__Do this__.
Look through the records that follow. Copy every line containing the word "JSON".

__Listed entries__.
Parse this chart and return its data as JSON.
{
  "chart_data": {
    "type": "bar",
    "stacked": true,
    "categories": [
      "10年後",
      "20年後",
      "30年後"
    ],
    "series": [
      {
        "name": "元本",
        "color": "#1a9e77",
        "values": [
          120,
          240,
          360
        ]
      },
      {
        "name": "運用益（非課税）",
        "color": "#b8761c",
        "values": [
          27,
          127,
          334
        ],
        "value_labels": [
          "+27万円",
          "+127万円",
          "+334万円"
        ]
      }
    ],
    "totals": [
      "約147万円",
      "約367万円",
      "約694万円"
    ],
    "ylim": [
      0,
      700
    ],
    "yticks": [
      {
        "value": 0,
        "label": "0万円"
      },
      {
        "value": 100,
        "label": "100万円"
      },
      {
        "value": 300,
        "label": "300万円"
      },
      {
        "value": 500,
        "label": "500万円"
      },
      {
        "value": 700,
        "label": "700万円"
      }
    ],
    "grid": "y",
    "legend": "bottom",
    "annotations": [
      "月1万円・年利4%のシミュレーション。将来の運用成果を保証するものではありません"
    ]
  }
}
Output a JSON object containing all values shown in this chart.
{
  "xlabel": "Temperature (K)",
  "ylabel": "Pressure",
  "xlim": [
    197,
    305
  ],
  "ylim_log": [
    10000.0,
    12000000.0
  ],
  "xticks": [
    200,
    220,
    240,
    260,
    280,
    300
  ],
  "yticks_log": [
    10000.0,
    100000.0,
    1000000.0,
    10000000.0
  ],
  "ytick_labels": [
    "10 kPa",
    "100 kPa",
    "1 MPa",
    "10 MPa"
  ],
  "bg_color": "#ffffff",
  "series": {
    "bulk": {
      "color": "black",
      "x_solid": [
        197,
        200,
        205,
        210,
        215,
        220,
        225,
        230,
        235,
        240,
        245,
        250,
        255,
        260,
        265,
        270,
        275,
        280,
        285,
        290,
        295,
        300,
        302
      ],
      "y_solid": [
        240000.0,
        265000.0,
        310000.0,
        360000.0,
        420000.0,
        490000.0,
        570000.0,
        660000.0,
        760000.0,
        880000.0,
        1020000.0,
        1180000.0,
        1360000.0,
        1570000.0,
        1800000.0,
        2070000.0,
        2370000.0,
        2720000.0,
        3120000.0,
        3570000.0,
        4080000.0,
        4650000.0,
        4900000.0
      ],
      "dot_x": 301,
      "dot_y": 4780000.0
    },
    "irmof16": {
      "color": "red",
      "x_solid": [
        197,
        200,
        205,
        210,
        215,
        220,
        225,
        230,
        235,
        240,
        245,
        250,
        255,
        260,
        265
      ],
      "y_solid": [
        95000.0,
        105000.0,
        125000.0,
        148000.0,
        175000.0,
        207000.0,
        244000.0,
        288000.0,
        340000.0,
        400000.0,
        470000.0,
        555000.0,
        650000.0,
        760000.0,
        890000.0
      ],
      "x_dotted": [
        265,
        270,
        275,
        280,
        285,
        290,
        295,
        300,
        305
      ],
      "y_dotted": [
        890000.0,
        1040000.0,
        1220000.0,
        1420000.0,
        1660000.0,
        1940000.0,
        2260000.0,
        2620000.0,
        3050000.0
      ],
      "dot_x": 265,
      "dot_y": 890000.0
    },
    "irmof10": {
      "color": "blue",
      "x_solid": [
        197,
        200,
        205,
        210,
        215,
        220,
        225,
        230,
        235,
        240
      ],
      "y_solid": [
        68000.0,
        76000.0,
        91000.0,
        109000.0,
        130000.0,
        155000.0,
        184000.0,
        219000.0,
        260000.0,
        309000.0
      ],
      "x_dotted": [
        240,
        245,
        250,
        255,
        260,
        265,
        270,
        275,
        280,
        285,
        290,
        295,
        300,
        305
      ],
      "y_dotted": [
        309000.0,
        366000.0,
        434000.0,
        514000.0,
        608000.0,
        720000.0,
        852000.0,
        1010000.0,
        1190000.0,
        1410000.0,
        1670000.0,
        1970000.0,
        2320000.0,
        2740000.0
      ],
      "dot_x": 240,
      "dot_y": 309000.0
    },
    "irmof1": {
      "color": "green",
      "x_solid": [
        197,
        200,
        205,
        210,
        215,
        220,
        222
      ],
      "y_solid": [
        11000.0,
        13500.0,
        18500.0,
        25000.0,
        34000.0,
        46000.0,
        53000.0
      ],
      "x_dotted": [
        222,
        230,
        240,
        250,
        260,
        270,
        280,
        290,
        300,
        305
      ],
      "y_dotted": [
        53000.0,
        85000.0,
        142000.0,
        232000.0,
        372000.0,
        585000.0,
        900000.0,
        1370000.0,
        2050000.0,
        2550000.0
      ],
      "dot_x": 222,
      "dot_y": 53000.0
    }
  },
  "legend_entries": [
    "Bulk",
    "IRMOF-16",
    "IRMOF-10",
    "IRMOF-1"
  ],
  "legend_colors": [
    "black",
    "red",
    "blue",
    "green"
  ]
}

__Written response__.
Parse this chart and return its data as JSON.
Output a JSON object containing all values shown in this chart.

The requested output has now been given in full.